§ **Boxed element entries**
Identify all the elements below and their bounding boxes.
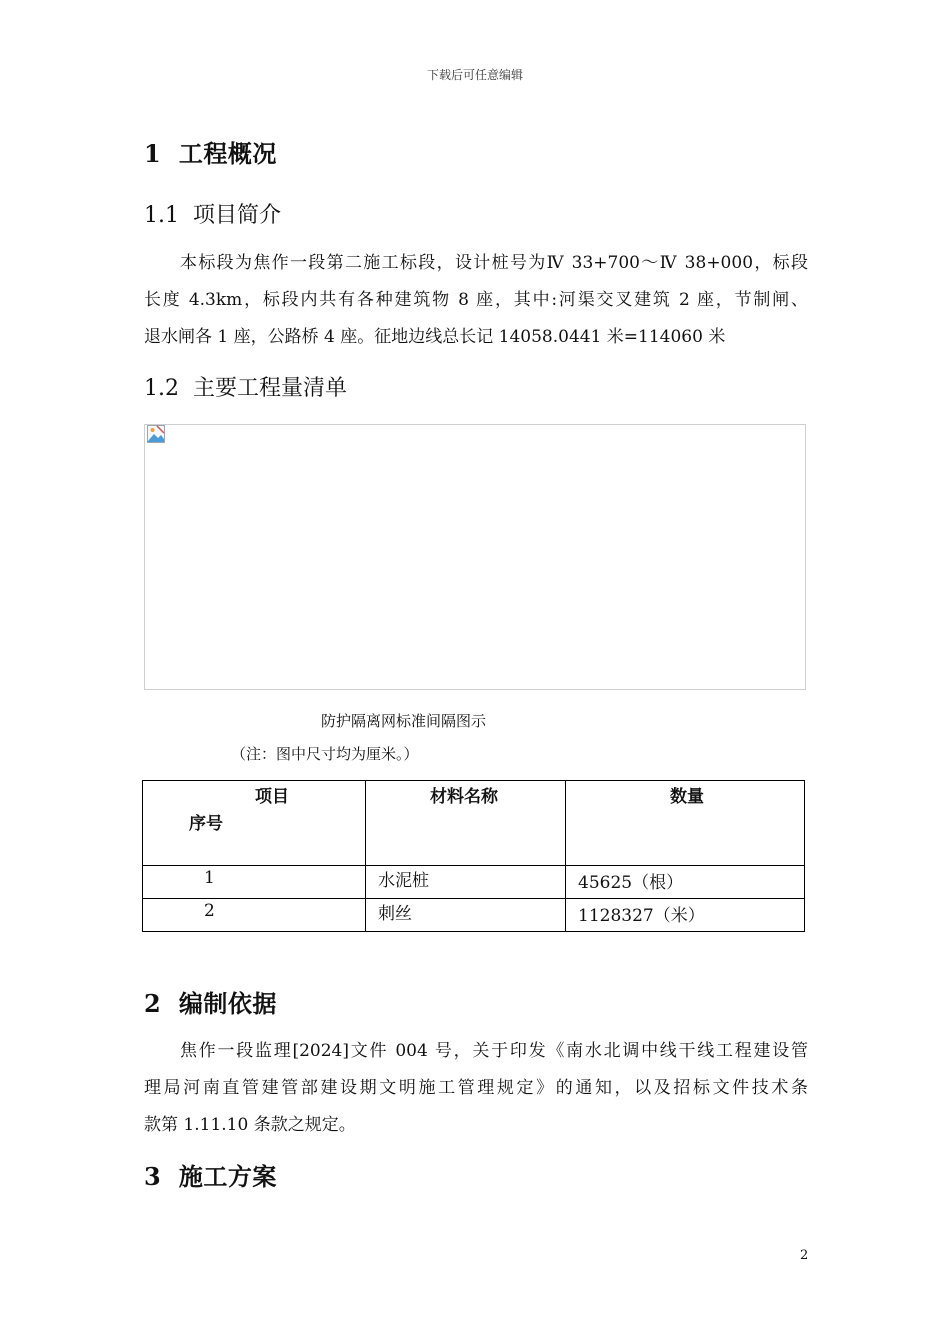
page-number: 2 [800, 1248, 809, 1263]
cell-seq: 1 [143, 866, 366, 899]
section-3-heading [144, 1157, 277, 1192]
header-item-label: 项目 [255, 787, 289, 807]
header-seq-label: 序号 [189, 814, 223, 834]
section-2-heading [144, 984, 277, 1019]
section-1-2-heading [144, 371, 347, 402]
cell-seq: 2 [143, 899, 366, 932]
section-number: 3 [144, 1162, 162, 1191]
cell-quantity: 45625（根） [566, 866, 805, 899]
table-row [143, 866, 805, 899]
page-header: 下载后可任意编辑 [426, 68, 523, 82]
table-header-row [143, 781, 805, 866]
section-number: 1 [144, 139, 162, 168]
section-1-heading [144, 134, 277, 169]
figure-caption: 防护隔离网标准间隔图示 [321, 712, 487, 730]
figure-note: （注：图中尺寸均为厘米。） [231, 745, 419, 763]
broken-image-icon [147, 425, 165, 443]
section-title: 工程概况 [178, 139, 277, 168]
paragraph-line: 长度 4.3km，标段内共有各种建筑物 8 座，其中:河渠交叉建筑 2 座，节制闸、 [144, 290, 808, 310]
paragraph-line: 焦作一段监理[2024]文件 004 号，关于印发《南水北调中线干线工程建设管 [180, 1041, 808, 1061]
header-cell-item-seq [143, 781, 366, 866]
cell-quantity: 1128327（米） [566, 899, 805, 932]
section-number: 2 [144, 989, 162, 1018]
table-row [143, 899, 805, 932]
section-number: 1.1 [144, 203, 179, 228]
cell-material: 刺丝 [366, 899, 566, 932]
paragraph-line: 退水闸各 1 座，公路桥 4 座。征地边线总长记 14058.0441 米=114060 米 [144, 327, 726, 347]
section-title: 编制依据 [178, 989, 277, 1018]
quantity-table [142, 780, 805, 932]
paragraph-line: 理局河南直管建管部建设期文明施工管理规定》的通知，以及招标文件技术条 [144, 1078, 808, 1098]
section-1-1-heading [144, 198, 281, 229]
paragraph-line: 款第 1.11.10 条款之规定。 [144, 1115, 356, 1135]
cell-material: 水泥桩 [366, 866, 566, 899]
section-title: 主要工程量清单 [193, 376, 348, 401]
project-intro-paragraph [144, 245, 808, 356]
header-quantity: 数量 [566, 781, 805, 866]
figure-image-placeholder [144, 424, 806, 690]
section-title: 项目简介 [193, 203, 282, 228]
section-title: 施工方案 [178, 1162, 277, 1191]
basis-paragraph [144, 1033, 808, 1144]
header-material-name: 材料名称 [366, 781, 566, 866]
section-number: 1.2 [144, 376, 179, 401]
paragraph-line: 本标段为焦作一段第二施工标段，设计桩号为Ⅳ 33+700～Ⅳ 38+000，标段 [180, 253, 808, 273]
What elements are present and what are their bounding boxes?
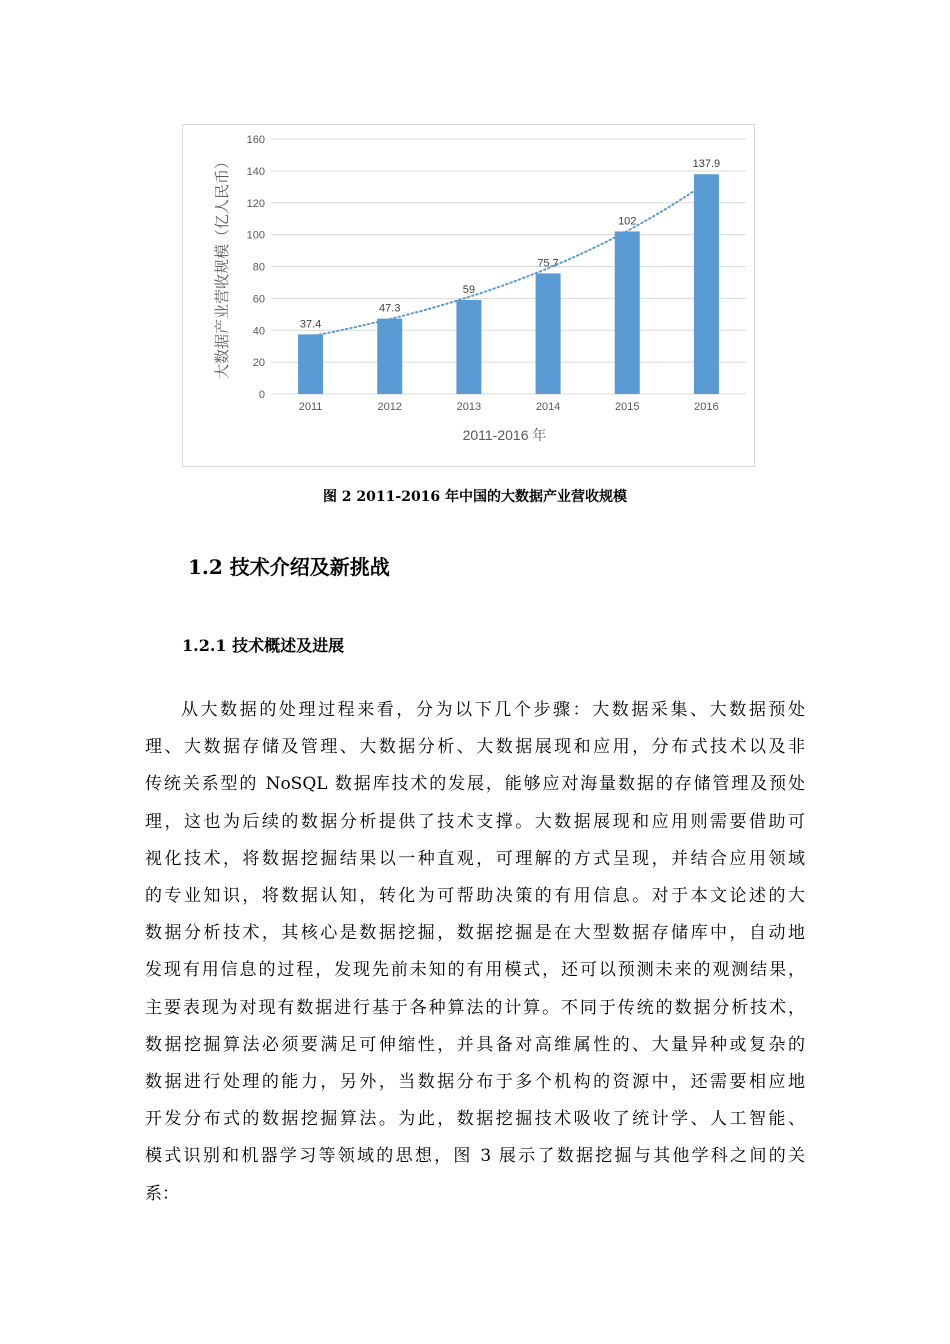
data-label: 37.4 [299,318,322,331]
y-tick-label: 40 [252,325,265,338]
paragraph-line: 理、大数据存储及管理、大数据分析、大数据展现和应用，分布式技术以及非 [145,737,805,758]
paragraph-line: 主要表现为对现有数据进行基于各种算法的计算。不同于传统的数据分析技术， [145,997,805,1018]
figure-caption: 图 2 2011-2016 年中国的大数据产业营收规模 [322,489,628,505]
paragraph-line: 数据分析技术，其核心是数据挖掘，数据挖掘是在大型数据存储库中，自动地 [145,923,805,944]
paragraph-line: 开发分布式的数据挖掘算法。为此，数据挖掘技术吸收了统计学、人工智能、 [145,1109,805,1130]
paragraph-line: 模式识别和机器学习等领域的思想，图 3 展示了数据挖掘与其他学科之间的关 [145,1146,805,1167]
trendline [311,183,707,337]
x-tick-label: 2013 [456,401,482,413]
y-tick-label: 60 [252,293,265,306]
paragraph-line: 数据挖掘算法必须要满足可伸缩性，并具备对高维属性的、大量异种或复杂的 [145,1034,805,1055]
paragraph-line: 发现有用信息的过程，发现先前未知的有用模式，还可以预测未来的观测结果， [145,960,805,981]
data-label: 59 [462,283,476,296]
x-tick-label: 2011 [298,401,323,413]
data-label: 102 [618,215,637,228]
y-tick-label: 20 [252,357,265,370]
x-tick-label: 2015 [615,401,640,413]
bar-chart [183,125,756,468]
section-heading: 1.2 技术介绍及新挑战 [188,555,390,579]
x-tick-label: 2012 [377,401,402,413]
paragraph-line: 传统关系型的 NoSQL 数据库技术的发展，能够应对海量数据的存储管理及预处 [145,774,805,795]
y-axis-title: 大数据产业营收规模（亿人民币） [214,153,231,380]
x-tick-label: 2014 [535,401,561,413]
bar [694,174,719,394]
chart-frame [182,124,755,467]
paragraph-line: 理，这也为后续的数据分析提供了技术支撑。大数据展现和应用则需要借助可 [145,811,805,832]
paragraph-line: 从大数据的处理过程来看，分为以下几个步骤：大数据采集、大数据预处 [181,700,805,720]
data-label: 47.3 [379,302,401,315]
y-tick-label: 140 [246,165,265,178]
x-axis-title: 2011-2016 年 [462,427,547,443]
paragraph-line: 系： [145,1183,179,1204]
paragraph-line: 的专业知识，将数据认知，转化为可帮助决策的有用信息。对于本文论述的大 [145,886,805,907]
paragraph-line: 视化技术，将数据挖掘结果以一种直观，可理解的方式呈现，并结合应用领域 [145,848,805,869]
bar [615,231,640,394]
bar [298,334,323,394]
paragraph-line: 数据进行处理的能力，另外，当数据分布于多个机构的资源中，还需要相应地 [145,1072,805,1093]
x-tick-label: 2016 [694,401,719,413]
y-tick-label: 80 [252,261,265,274]
bar [456,300,481,394]
body-paragraph [145,692,805,1213]
subsection-heading: 1.2.1 技术概述及进展 [182,636,345,655]
bar [377,319,402,394]
data-label: 75.7 [537,257,559,270]
bar [536,273,561,394]
y-tick-label: 160 [246,134,265,146]
y-tick-label: 120 [246,197,265,210]
y-tick-label: 0 [258,389,265,401]
data-label: 137.9 [692,158,721,171]
y-tick-label: 100 [246,229,265,242]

§ **Directions for this task**
Please express everything from the line containing "page-number: 2 [800, 1248, 809, 1263]" down to the line containing "section-number: 3 [144, 1162, 162, 1191]" as a Markdown table with the columns No. and Line. Number each line and leave out blank lines.

§ **Solution to this exercise**
| No. | Line |
|---|---|
| 1 | page-number: 2 [800, 1248, 809, 1263] |
| 2 | cell-seq: 1 [143, 866, 366, 899] |
| 3 | section-3-heading [144, 1157, 277, 1192] |
| 4 | header-item-label: 项目 [255, 787, 289, 807] |
| 5 | header-seq-label: 序号 [189, 814, 223, 834] |
| 6 | section-2-heading [144, 984, 277, 1019] |
| 7 | section-1-2-heading [144, 371, 347, 402] |
| 8 | cell-seq: 2 [143, 899, 366, 932] |
| 9 | section-number: 3 [144, 1162, 162, 1191] |